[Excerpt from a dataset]
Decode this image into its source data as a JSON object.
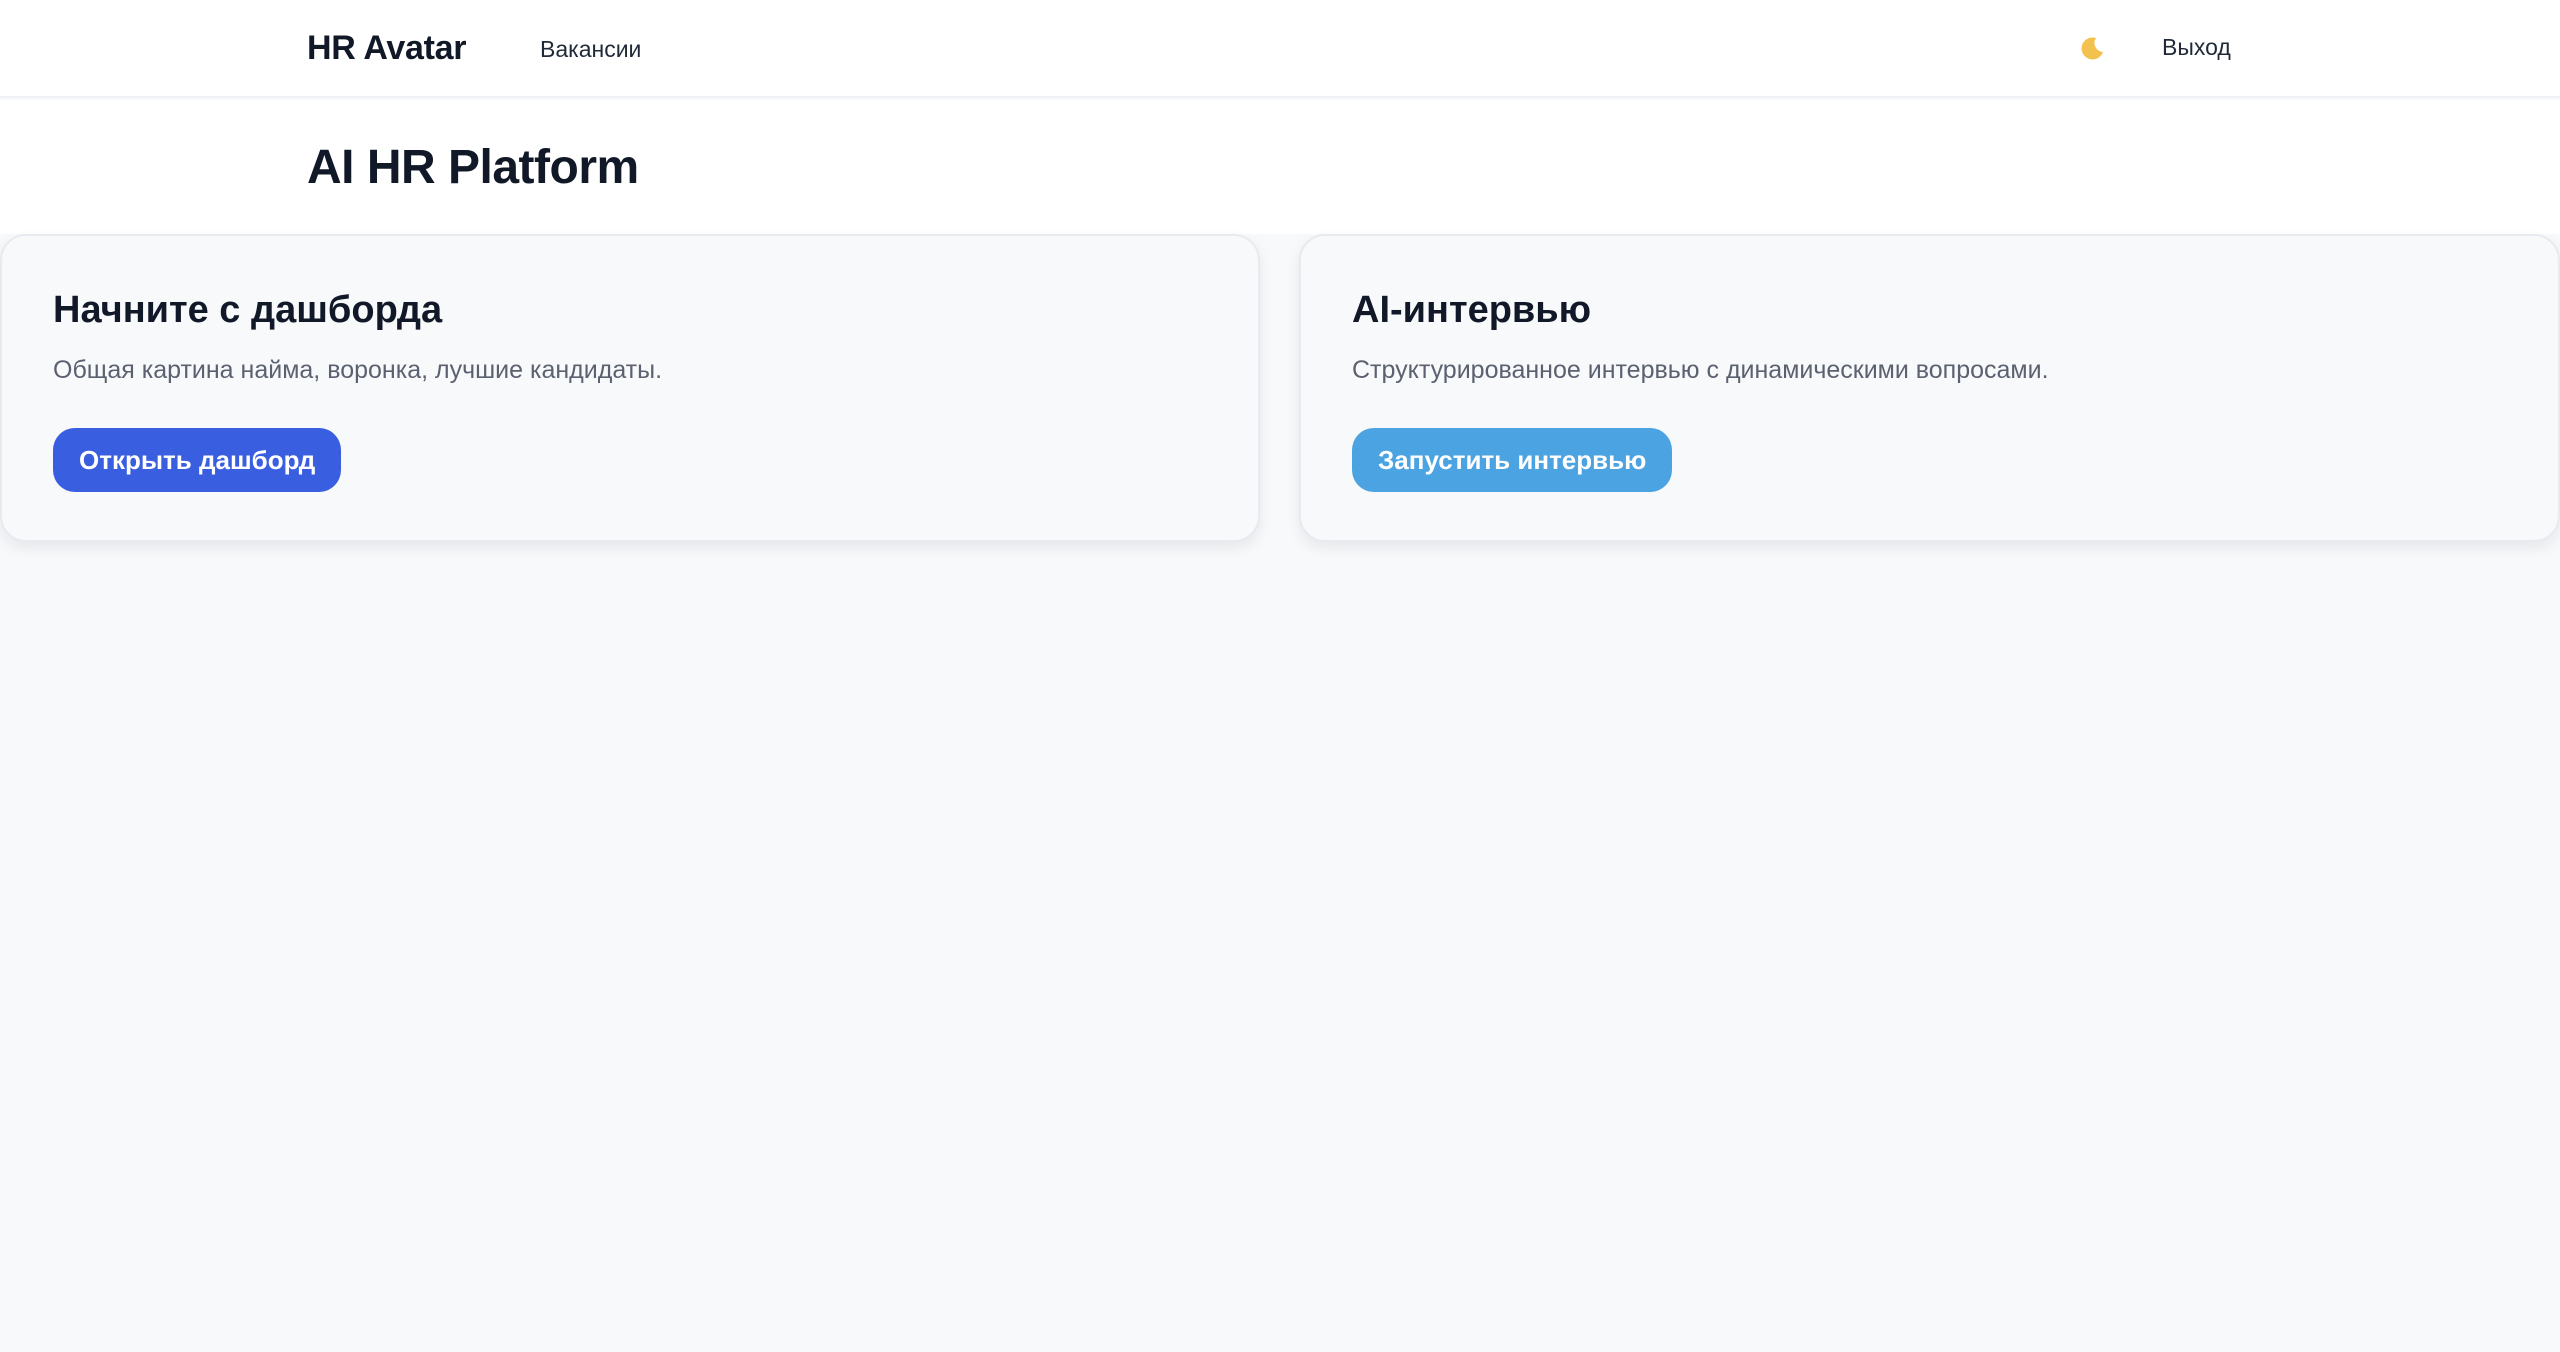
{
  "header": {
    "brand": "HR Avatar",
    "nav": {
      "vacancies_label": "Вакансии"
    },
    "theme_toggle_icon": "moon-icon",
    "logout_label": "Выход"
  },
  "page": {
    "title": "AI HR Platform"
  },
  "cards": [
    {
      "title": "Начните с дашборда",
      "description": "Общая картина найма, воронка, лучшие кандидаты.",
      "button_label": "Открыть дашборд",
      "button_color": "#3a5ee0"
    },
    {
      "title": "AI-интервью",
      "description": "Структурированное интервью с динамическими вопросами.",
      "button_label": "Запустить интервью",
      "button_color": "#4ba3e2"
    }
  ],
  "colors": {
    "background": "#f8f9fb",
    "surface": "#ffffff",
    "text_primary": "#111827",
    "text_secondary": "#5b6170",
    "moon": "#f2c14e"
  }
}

— Short exercise —
Copy out the lines in which the string "moon" appears.

— Solution to this task —
    "theme_toggle_icon": "moon-icon",
    "moon": "#f2c14e"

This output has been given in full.